#### Provided text

Sorry for taking so long to reply... :-/
On 09.03.2013, at 19:32, Andrew Wong wrote:
> On 03/09/13 06:26, Max Horn wrote:
>> It tends to fail in separate places, but eventually "stabilizes". E.g. I
>> just did a couple test rebases, and it failed twice in commit 14, then the
>> third time in commit 15 (which underlines once more that the failures are
>> The fourth time, something new and weird happened:
>> $ git rebase --abort
>> $ git rebase NEW-PARENT
>> Cannot rebase: You have unstaged changes.
>> Please commit or stash them.
>> This is quite suspicious. It appears that git for some reason things a file
>> is dirty when it isn't. That could explain the other rebase failures too,
>> couldn't it? But what might cause such a thing?
> Yea, that's really suspicious. This could mean there's an issue with
> when git is checking the index. Try running these a couple times in a
> clean work tree:
> $ git update-index --refresh
> $ git diff-files
> In a clean work tree, these commands should print nothing. But in your
> case, these might print random files that git thinks have been modified...

########

Problem 1: Print everything in the git rebase email from "Sorry for taking" down to "have unstaged changes.".
Problem 2: Continue the git rebase email from the point where it stops.
The rows that follow come from a separate source.

#### Excerpted data

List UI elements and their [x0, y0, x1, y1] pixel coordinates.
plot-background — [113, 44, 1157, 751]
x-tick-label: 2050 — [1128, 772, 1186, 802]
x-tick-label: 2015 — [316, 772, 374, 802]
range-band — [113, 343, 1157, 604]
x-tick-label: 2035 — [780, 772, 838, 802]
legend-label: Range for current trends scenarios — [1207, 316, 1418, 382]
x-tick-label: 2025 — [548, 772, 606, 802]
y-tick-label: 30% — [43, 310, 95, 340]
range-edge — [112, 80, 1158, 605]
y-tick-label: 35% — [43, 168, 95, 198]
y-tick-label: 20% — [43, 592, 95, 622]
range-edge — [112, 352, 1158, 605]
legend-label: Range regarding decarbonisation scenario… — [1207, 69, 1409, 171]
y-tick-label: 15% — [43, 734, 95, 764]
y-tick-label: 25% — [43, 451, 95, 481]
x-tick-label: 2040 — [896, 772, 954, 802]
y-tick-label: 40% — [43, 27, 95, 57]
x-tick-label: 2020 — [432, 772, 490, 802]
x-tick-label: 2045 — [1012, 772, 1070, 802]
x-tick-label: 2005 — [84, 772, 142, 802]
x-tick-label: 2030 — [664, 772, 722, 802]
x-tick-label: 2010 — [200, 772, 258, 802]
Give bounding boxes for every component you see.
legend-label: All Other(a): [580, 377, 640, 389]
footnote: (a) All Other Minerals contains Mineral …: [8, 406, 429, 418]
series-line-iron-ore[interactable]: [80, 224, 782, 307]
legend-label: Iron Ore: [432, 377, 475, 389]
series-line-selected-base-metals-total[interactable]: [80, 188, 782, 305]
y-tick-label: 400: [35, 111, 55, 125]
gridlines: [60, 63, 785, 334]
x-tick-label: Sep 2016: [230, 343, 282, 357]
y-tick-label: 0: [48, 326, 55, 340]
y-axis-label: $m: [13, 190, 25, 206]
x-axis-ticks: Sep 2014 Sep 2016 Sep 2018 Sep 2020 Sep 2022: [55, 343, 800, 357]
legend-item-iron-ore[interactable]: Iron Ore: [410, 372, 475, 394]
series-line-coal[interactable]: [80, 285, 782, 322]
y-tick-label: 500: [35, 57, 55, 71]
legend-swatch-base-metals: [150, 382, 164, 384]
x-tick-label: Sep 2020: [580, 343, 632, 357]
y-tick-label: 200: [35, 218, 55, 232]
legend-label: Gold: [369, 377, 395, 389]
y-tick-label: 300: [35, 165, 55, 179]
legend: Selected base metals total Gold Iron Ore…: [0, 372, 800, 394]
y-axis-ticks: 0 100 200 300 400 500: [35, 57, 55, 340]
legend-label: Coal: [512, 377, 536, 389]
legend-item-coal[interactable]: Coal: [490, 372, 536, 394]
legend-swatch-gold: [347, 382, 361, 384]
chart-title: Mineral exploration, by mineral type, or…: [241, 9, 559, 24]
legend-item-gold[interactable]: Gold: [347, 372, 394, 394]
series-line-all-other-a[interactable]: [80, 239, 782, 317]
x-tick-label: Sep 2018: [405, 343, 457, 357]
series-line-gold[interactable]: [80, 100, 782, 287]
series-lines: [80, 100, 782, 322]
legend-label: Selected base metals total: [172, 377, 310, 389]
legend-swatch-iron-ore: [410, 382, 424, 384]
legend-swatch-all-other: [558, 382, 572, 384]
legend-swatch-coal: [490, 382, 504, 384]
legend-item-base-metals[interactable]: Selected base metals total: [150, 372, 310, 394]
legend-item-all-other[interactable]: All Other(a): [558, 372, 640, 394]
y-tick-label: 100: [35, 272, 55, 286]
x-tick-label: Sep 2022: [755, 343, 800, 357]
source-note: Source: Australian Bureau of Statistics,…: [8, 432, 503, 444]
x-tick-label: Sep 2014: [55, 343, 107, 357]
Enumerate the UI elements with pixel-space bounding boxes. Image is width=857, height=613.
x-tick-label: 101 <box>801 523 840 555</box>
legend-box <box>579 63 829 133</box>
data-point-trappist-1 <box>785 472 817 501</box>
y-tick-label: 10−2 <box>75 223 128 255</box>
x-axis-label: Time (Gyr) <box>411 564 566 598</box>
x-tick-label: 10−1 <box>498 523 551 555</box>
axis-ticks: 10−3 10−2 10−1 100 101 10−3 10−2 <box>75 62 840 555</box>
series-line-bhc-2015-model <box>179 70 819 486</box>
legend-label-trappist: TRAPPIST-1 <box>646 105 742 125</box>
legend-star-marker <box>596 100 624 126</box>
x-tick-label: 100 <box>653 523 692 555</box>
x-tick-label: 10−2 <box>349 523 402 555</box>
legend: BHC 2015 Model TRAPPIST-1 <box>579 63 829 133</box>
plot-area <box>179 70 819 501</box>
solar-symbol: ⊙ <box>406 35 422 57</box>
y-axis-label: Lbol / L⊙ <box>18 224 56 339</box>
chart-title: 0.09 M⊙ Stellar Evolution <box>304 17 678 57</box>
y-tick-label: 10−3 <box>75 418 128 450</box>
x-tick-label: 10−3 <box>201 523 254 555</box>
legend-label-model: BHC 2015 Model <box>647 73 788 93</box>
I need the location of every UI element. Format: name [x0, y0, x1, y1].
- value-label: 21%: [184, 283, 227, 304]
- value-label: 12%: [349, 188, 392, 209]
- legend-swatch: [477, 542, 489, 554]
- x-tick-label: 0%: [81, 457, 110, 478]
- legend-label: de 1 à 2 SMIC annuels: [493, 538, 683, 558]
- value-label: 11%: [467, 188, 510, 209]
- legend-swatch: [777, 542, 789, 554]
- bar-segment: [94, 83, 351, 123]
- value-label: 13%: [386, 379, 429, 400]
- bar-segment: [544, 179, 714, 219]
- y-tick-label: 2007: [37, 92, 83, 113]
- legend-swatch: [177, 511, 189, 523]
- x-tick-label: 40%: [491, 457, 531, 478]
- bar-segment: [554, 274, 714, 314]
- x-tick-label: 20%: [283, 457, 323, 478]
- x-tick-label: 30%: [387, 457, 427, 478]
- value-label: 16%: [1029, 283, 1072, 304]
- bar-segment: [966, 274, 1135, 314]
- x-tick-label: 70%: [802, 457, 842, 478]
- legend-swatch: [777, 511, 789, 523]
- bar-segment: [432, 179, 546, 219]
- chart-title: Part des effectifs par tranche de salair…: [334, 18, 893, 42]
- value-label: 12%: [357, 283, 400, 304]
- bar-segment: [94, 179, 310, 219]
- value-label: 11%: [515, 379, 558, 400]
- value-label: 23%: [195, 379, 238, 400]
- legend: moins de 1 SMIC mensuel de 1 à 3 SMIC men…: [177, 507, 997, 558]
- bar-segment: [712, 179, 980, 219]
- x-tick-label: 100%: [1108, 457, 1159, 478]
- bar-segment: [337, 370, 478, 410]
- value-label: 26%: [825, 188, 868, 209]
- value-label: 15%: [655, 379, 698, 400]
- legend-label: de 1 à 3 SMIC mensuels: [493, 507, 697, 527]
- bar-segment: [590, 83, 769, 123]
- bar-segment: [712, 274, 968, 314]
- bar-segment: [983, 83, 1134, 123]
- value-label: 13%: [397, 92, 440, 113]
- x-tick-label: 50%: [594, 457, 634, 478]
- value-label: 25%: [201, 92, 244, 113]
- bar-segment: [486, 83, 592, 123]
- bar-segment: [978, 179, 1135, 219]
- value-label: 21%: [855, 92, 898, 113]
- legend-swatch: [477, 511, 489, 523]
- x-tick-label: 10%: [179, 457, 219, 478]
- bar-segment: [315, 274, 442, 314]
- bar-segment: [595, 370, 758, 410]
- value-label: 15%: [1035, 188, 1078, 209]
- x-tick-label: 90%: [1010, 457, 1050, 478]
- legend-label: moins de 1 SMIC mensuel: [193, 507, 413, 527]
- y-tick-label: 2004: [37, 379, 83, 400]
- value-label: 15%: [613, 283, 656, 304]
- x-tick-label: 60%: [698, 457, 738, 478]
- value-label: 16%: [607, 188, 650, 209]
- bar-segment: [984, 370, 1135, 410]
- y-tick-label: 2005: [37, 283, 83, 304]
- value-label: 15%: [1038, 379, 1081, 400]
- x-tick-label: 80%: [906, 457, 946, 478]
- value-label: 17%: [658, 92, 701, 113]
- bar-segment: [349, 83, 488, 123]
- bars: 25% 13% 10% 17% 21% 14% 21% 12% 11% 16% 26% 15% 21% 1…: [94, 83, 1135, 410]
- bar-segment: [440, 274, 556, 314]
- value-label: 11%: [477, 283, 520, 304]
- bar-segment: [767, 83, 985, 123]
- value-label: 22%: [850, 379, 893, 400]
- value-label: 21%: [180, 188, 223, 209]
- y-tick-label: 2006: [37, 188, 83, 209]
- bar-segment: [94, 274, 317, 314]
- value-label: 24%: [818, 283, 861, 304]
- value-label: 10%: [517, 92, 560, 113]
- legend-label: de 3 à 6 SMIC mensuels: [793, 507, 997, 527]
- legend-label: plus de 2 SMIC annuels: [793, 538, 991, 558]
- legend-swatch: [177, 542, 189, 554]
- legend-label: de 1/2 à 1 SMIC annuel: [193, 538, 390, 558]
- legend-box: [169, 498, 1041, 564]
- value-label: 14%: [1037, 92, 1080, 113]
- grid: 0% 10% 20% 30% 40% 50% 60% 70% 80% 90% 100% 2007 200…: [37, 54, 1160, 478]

########

Response box 1:
Sorry for taking so long to reply... :-/
On 09.03.2013, at 19:32, Andrew Wong wrote:
> On 03/09/13 06:26, Max Horn wrote:
>> It tends to fail in separate places, but eventually "stabilizes". E.g. I
>> just did a couple test rebases, and it failed twice in commit 14, then the
>> third time in commit 15 (which underlines once more that the failures are
>> The fourth time, something new and weird happened:
>> $ git rebase --abort
>> $ git rebase NEW-PARENT
>> Cannot rebase: You have unstaged changes.

Response box 2:
I did run
touch lib/*.* src/*.* && git update-index --refresh && git diff-files
a couple dozen times (the "problematic" files where in src/ and lib), but
nothing happened. I just re-checked, and the rebase still fails in the same
Perhaps I should add some printfs into the git source to figure out what
exactly it thinks is not right about those files... i.e. how does it come to
the conclusion that I have local changes, exactly. I don't know how Git does
that -- does it take the mtime from (l)stat into account? Perhaps problems with
my machine's clock could be responsible?
> If the commands do print out some files, check the timestamp from the
> git index and the filesystem:
> $ git ls-files --debug file1 file2
> $ stat -f "%N %m %c" file1 file2
> Is this repo on a network drive? Or is it local drive in your Mac?
Local (some more details also described in my first email on this thread, but
I'll happily provide more data if I can).